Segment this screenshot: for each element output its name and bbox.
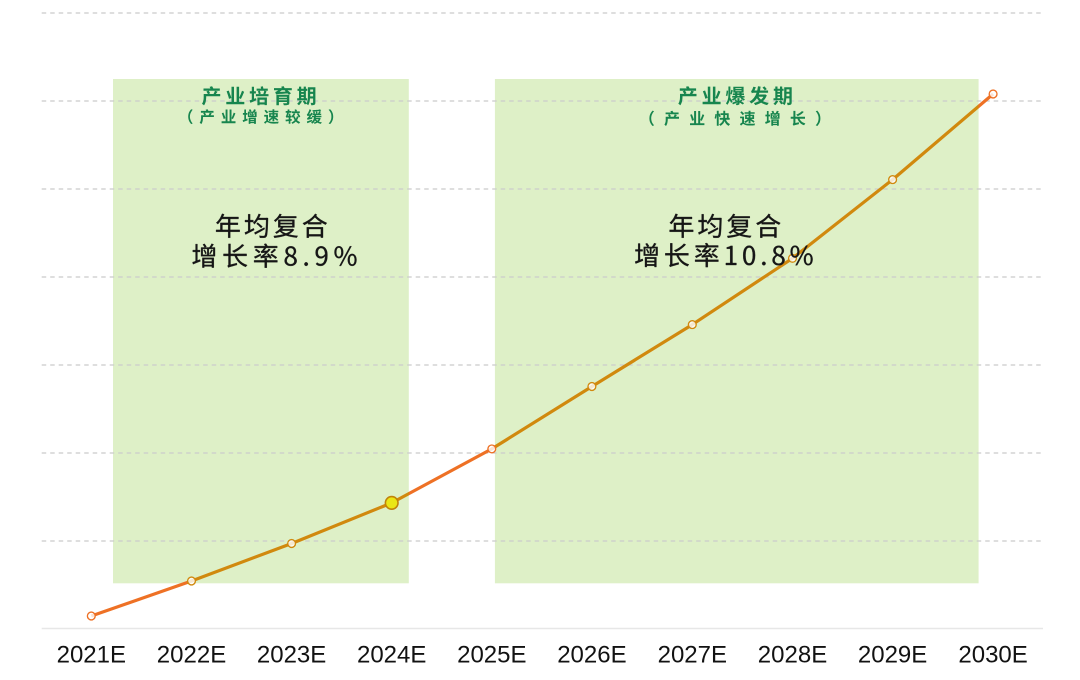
svg-text:2021E: 2021E (57, 642, 126, 669)
svg-text:2027E: 2027E (658, 642, 727, 669)
svg-text:2022E: 2022E (157, 642, 226, 669)
svg-text:2030E: 2030E (958, 642, 1027, 669)
svg-text:2026E: 2026E (557, 642, 626, 669)
svg-text:2028E: 2028E (758, 642, 827, 669)
svg-text:2029E: 2029E (858, 642, 927, 669)
svg-text:2023E: 2023E (257, 642, 326, 669)
svg-text:2024E: 2024E (357, 642, 426, 669)
svg-text:2025E: 2025E (457, 642, 526, 669)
------------------------------
TASK DETAILS :: Rewrite the rows above with "screenshot" changed to "image" and nothing else altered, leaving out the pictures.

FINAL ANSWER ::
Segment this image: for each element output its name and bbox.
svg-text:2021E: 2021E (57, 642, 126, 669)
svg-text:2027E: 2027E (658, 642, 727, 669)
svg-text:2022E: 2022E (157, 642, 226, 669)
svg-text:2030E: 2030E (958, 642, 1027, 669)
svg-text:2026E: 2026E (557, 642, 626, 669)
svg-text:2028E: 2028E (758, 642, 827, 669)
svg-text:2029E: 2029E (858, 642, 927, 669)
svg-text:2023E: 2023E (257, 642, 326, 669)
svg-text:2024E: 2024E (357, 642, 426, 669)
svg-text:2025E: 2025E (457, 642, 526, 669)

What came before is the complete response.